▶ _REQUIRED WORK_:
1. Condense the paragraph of the forum post beginning "The control system is a big paddle" into a short bulleted list that keeps its main facts.
2. In the forum post below, retype word for word the part that opens with the words containing "The o scale" and closes with "room ... Maybe.".

▶ _ARTICLE_:
· · · ·

Well... Our wooden train pieces are heavily used, biffed, bashed and banged ..buried, stomped on, written on... soaked in water, painted, and generally well used. Now they even encounter stormtroopers.

The o scale Lionel Thomas and his buds or even ones based on real trains are pretty sturdy plastic. They might survive a toss across the room ... Maybe. 

The control system is a big paddle. It's very simple. Twist a big dial, fwd or backward. There's a few buttons and sounds. The track bed is plastic. There's metal rails. It snaps together. And you can crate it all up and put it back down several times before the track ends wear a little. If you do this a lot .. I mean more than you might think it may become loose-ish. There are three rails in O.

Ho Thomas is not as robust. There are no sounds. At 8 all our Gordon's, Thomas, James, cars and rolling stock were dismembered in various ways. I salvaged them and put them up. 

Now they have kadee couplers and I'm thinking of putting in a dcc sound decoder in Thomas, maybe even an led. There are two rails in ho. 

A starter set will include plastic track with metal rails. Perhaps you can find one that does have sound. I think one of Thomas versions makes a little sound. The ones based in real engines may make a bell, horn and engine sounds. A better one might offer some lights. I really don't know what is offered specifically in these starter sets today.

But if it is a starter set you buy it's surely going to be either Lionel for O, or Bachmann for HO.

Besides your local hobby store that carries train sets you might consider two big online ones we all use such as trainworld, and modeltrainstuff. But there are many out there besides these two.


----------



## Hotrainewbie (Feb 14, 2021)

· · · ·

▶ _EXTRACTED ENTRIES_:
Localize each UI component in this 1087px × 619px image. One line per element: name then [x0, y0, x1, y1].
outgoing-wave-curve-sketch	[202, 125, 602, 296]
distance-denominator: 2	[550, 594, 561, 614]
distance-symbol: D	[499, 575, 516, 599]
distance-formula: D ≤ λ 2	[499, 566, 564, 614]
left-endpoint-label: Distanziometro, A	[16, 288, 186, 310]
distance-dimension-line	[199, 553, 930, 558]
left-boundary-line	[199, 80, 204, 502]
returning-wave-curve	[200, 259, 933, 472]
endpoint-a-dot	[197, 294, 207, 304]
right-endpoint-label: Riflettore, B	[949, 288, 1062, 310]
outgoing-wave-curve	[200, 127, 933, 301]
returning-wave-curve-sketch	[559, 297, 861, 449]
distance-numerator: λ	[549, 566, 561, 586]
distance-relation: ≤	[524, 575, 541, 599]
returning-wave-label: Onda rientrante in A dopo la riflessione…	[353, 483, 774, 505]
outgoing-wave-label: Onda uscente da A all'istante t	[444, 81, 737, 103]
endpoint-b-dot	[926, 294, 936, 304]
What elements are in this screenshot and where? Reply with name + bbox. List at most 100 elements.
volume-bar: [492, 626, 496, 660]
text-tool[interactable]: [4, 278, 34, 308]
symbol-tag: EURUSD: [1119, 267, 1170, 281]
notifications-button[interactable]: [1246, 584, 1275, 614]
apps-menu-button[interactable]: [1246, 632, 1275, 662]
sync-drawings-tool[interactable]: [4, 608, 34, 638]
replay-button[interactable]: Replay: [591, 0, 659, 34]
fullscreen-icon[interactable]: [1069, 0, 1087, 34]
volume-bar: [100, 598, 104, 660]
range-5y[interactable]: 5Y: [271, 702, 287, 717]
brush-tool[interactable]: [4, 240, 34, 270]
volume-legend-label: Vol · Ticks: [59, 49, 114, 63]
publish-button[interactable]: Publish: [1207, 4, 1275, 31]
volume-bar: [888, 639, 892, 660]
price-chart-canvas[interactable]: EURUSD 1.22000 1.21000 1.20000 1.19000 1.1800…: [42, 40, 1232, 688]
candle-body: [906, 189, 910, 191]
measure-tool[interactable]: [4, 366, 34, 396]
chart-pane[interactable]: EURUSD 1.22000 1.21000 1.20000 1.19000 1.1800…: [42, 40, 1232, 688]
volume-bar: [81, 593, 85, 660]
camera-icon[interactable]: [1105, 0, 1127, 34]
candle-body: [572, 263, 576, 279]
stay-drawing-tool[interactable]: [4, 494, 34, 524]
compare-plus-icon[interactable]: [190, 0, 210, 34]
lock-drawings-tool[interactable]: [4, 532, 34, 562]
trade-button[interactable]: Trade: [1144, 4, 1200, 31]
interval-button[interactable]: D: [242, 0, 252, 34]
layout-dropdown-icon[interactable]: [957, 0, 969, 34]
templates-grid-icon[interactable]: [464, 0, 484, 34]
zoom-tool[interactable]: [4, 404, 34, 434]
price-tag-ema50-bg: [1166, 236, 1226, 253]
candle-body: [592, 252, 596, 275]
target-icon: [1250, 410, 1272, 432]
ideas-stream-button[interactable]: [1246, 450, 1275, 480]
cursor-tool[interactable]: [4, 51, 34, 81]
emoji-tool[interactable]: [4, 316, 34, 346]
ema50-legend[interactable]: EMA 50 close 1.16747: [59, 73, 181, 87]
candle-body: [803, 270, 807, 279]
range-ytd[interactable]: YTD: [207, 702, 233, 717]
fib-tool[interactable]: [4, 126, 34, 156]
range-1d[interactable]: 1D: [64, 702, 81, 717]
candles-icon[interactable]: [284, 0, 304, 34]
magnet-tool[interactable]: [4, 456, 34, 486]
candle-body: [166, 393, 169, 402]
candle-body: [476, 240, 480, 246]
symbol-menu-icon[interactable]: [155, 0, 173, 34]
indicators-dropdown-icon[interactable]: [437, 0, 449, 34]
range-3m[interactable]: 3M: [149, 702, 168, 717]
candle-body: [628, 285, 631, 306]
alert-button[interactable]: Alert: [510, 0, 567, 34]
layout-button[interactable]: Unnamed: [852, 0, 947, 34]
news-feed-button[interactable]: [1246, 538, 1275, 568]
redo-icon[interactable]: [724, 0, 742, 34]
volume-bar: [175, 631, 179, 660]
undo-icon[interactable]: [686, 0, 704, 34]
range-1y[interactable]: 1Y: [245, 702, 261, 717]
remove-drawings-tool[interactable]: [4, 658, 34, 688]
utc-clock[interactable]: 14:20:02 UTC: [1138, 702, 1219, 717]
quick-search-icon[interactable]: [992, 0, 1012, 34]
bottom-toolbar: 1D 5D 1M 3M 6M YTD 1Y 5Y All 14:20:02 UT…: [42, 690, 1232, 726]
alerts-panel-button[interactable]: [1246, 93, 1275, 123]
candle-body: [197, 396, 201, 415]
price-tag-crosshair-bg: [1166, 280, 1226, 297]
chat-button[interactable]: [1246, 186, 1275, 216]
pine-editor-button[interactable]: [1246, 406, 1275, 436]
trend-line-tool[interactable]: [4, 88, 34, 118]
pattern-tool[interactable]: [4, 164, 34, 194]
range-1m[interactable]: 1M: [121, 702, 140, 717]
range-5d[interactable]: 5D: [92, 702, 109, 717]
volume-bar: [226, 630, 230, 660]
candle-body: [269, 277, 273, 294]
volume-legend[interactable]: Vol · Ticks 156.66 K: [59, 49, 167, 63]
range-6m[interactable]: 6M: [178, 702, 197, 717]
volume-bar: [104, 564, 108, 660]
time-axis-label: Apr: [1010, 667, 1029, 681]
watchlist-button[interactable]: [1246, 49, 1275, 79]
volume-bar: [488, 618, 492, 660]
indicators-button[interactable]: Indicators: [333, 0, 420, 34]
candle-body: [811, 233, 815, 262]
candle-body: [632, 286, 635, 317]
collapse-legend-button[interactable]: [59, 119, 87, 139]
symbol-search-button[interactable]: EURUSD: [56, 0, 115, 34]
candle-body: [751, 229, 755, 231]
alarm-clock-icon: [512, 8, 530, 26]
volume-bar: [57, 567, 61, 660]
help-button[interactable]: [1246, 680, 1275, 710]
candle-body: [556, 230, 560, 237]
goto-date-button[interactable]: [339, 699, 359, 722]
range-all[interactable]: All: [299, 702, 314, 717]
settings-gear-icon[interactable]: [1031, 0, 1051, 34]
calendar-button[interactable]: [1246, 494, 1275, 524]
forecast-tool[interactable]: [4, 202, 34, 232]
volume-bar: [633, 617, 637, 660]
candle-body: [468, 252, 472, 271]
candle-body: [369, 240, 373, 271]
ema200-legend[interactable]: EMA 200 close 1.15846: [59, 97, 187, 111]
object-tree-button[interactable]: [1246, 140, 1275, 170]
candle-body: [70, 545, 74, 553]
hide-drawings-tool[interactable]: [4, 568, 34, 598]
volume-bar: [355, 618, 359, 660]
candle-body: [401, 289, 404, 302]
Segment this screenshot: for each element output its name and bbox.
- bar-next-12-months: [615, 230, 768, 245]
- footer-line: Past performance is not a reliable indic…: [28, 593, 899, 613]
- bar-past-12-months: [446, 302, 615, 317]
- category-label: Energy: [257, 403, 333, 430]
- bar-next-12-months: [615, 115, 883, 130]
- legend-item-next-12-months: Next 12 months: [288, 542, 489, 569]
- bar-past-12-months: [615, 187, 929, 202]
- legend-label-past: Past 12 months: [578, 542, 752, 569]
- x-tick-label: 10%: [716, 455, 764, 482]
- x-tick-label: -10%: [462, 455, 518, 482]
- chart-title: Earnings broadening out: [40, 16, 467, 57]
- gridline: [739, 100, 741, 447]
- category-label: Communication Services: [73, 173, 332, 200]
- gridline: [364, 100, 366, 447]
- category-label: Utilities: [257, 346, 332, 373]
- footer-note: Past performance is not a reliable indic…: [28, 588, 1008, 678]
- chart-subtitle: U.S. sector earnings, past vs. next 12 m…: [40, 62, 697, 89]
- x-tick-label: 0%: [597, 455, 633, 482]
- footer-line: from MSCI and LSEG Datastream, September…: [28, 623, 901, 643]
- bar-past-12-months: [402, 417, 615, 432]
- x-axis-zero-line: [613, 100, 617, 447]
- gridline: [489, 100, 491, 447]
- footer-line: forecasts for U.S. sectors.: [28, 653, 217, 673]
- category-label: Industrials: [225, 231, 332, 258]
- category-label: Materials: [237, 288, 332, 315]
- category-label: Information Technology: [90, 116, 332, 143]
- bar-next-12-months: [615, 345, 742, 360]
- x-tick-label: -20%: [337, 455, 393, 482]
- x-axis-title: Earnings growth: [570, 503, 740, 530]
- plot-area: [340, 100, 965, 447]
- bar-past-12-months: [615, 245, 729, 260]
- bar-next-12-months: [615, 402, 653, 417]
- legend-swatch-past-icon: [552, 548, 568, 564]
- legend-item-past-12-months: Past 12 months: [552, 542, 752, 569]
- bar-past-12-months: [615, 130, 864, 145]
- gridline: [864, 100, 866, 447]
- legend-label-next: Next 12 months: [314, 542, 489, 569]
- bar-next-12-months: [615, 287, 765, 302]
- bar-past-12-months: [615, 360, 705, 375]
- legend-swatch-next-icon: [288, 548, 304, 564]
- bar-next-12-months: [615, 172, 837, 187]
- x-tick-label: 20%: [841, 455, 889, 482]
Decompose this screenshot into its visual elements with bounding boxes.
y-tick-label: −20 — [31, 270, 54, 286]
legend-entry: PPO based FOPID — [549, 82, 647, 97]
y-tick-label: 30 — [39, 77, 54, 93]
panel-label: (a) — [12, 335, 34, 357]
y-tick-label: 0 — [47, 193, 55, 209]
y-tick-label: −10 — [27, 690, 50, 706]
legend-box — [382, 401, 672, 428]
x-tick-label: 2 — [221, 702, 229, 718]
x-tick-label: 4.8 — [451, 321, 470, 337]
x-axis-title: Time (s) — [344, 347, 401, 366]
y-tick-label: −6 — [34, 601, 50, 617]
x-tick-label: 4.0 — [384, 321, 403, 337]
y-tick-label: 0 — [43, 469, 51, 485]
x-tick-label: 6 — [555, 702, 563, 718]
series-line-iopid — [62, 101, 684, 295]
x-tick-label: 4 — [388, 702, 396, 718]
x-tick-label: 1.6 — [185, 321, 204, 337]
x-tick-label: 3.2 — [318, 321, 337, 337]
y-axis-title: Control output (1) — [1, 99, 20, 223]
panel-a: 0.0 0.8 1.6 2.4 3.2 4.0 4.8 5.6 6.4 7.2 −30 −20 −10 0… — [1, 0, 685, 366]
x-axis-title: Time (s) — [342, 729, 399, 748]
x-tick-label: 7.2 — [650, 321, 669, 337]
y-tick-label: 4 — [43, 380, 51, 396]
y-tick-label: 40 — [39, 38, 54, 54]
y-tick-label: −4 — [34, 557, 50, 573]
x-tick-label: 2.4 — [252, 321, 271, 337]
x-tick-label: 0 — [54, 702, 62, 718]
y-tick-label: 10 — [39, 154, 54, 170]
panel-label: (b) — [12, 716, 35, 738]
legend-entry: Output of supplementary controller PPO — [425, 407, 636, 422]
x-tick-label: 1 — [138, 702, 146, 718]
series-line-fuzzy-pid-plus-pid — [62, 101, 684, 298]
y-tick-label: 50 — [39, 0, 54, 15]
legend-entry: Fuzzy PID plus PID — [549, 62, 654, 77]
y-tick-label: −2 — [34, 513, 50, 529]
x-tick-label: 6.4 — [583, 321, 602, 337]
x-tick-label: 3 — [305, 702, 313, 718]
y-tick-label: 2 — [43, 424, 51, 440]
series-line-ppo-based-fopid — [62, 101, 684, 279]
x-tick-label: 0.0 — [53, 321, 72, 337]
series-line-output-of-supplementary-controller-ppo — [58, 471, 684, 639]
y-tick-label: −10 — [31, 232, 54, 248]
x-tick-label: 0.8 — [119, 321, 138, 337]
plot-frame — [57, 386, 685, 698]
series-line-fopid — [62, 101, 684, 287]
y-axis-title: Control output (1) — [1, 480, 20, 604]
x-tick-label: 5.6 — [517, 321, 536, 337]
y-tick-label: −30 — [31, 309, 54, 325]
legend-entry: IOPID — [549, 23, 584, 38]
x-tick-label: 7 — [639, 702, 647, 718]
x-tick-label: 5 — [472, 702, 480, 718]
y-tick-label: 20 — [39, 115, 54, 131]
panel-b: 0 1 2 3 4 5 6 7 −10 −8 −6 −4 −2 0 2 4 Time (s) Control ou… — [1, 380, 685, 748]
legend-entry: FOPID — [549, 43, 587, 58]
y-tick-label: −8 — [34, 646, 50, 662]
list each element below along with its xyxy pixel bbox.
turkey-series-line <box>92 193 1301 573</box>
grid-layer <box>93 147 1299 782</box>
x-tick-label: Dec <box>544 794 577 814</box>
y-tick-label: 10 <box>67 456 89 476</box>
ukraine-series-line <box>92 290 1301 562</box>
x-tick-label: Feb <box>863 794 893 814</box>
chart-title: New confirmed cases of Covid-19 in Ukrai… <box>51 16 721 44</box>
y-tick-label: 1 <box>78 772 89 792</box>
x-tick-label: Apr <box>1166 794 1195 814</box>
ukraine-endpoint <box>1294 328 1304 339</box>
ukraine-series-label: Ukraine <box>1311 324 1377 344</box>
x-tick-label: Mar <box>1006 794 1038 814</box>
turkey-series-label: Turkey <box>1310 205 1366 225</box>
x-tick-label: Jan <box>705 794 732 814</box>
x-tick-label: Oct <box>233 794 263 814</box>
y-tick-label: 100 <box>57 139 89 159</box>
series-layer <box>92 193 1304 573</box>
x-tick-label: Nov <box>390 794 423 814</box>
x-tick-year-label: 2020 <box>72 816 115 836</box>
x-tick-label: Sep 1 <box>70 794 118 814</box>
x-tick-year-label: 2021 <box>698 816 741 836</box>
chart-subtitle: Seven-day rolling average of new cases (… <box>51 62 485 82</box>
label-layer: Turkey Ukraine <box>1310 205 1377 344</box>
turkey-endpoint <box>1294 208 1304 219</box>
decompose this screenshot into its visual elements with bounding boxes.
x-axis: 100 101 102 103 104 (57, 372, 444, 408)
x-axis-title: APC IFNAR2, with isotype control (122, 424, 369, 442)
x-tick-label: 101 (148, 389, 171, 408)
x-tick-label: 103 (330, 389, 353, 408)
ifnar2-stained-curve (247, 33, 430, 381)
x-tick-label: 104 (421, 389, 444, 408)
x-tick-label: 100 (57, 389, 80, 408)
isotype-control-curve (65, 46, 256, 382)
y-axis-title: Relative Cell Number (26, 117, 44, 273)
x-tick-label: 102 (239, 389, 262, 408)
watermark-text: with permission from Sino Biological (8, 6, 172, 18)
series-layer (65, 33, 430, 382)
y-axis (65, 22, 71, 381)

· · · ·

▶ _REPLIES_:
1.
- Control: a big, simple paddle with a dial twisted forward or backward, plus a few buttons and sounds.
- Track: a plastic bed with metal rails that snaps together; O scale uses three rails.
- Wear: the track can be packed up and laid down several times before the ends wear a little, but with a lot of use it may become loose.

2.
The o scale Lionel Thomas and his buds or even ones based on real trains are pretty sturdy plastic. They might survive a toss across the room ... Maybe.